▸ Aim
Exactly as written, print each record in the listing.

Figure record listings
--

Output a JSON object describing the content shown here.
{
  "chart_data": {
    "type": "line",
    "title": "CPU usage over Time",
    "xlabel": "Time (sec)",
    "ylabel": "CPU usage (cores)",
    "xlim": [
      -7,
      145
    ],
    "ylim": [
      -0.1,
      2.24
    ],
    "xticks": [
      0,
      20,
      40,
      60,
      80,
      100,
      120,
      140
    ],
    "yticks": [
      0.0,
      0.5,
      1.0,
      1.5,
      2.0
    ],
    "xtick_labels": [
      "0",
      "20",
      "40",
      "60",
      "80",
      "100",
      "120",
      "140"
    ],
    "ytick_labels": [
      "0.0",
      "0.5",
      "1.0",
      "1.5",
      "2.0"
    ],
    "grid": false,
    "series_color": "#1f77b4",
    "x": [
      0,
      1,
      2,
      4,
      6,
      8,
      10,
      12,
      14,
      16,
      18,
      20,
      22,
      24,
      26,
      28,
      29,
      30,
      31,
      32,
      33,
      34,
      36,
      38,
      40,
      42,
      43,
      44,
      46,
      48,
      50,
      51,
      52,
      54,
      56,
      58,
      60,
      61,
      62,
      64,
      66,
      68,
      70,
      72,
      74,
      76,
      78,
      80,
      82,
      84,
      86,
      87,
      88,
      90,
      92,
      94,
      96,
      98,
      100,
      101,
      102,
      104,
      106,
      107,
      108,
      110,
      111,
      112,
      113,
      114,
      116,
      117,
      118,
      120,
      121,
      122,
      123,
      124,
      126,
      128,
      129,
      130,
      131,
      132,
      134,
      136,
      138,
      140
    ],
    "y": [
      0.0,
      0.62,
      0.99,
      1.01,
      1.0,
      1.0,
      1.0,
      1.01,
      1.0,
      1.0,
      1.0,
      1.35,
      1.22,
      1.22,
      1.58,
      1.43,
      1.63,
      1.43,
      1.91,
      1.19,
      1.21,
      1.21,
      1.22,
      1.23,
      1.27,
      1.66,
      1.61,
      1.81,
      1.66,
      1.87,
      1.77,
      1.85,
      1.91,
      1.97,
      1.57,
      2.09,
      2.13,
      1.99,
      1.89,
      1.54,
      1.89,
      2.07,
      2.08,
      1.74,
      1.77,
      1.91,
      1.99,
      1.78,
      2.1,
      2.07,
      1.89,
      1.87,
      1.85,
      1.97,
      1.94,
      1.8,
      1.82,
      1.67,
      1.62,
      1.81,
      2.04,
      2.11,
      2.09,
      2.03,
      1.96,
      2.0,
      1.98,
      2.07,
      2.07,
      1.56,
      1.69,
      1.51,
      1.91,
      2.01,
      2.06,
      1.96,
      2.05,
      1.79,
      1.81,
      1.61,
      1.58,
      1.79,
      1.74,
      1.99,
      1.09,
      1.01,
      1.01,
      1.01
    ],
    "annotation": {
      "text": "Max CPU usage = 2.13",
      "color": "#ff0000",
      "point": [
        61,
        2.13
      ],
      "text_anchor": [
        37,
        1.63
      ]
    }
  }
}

--

▸ Exercise result
Output a JSON object describing the content shown here.
{
  "chart_data": {
    "type": "line",
    "title": "CPU usage over Time",
    "xlabel": "Time (sec)",
    "ylabel": "CPU usage (cores)",
    "xlim": [
      -7,
      145
    ],
    "ylim": [
      -0.1,
      2.24
    ],
    "xticks": [
      0,
      20,
      40,
      60,
      80,
      100,
      120,
      140
    ],
    "yticks": [
      0.0,
      0.5,
      1.0,
      1.5,
      2.0
    ],
    "xtick_labels": [
      "0",
      "20",
      "40",
      "60",
      "80",
      "100",
      "120",
      "140"
    ],
    "ytick_labels": [
      "0.0",
      "0.5",
      "1.0",
      "1.5",
      "2.0"
    ],
    "grid": false,
    "series_color": "#1f77b4",
    "x": [
      0,
      1,
      2,
      4,
      6,
      8,
      10,
      12,
      14,
      16,
      18,
      20,
      22,
      24,
      26,
      28,
      29,
      30,
      31,
      32,
      33,
      34,
      36,
      38,
      40,
      42,
      43,
      44,
      46,
      48,
      50,
      51,
      52,
      54,
      56,
      58,
      60,
      61,
      62,
      64,
      66,
      68,
      70,
      72,
      74,
      76,
      78,
      80,
      82,
      84,
      86,
      87,
      88,
      90,
      92,
      94,
      96,
      98,
      100,
      101,
      102,
      104,
      106,
      107,
      108,
      110,
      111,
      112,
      113,
      114,
      116,
      117,
      118,
      120,
      121,
      122,
      123,
      124,
      126,
      128,
      129,
      130,
      131,
      132,
      134,
      136,
      138,
      140
    ],
    "y": [
      0.0,
      0.62,
      0.99,
      1.01,
      1.0,
      1.0,
      1.0,
      1.01,
      1.0,
      1.0,
      1.0,
      1.35,
      1.22,
      1.22,
      1.58,
      1.43,
      1.63,
      1.43,
      1.91,
      1.19,
      1.21,
      1.21,
      1.22,
      1.23,
      1.27,
      1.66,
      1.61,
      1.81,
      1.66,
      1.87,
      1.77,
      1.85,
      1.91,
      1.97,
      1.57,
      2.09,
      2.13,
      1.99,
      1.89,
      1.54,
      1.89,
      2.07,
      2.08,
      1.74,
      1.77,
      1.91,
      1.99,
      1.78,
      2.1,
      2.07,
      1.89,
      1.87,
      1.85,
      1.97,
      1.94,
      1.8,
      1.82,
      1.67,
      1.62,
      1.81,
      2.04,
      2.11,
      2.09,
      2.03,
      1.96,
      2.0,
      1.98,
      2.07,
      2.07,
      1.56,
      1.69,
      1.51,
      1.91,
      2.01,
      2.06,
      1.96,
      2.05,
      1.79,
      1.81,
      1.61,
      1.58,
      1.79,
      1.74,
      1.99,
      1.09,
      1.01,
      1.01,
      1.01
    ],
    "annotation": {
      "text": "Max CPU usage = 2.13",
      "color": "#ff0000",
      "point": [
        61,
        2.13
      ],
      "text_anchor": [
        37,
        1.63
      ]
    }
  }
}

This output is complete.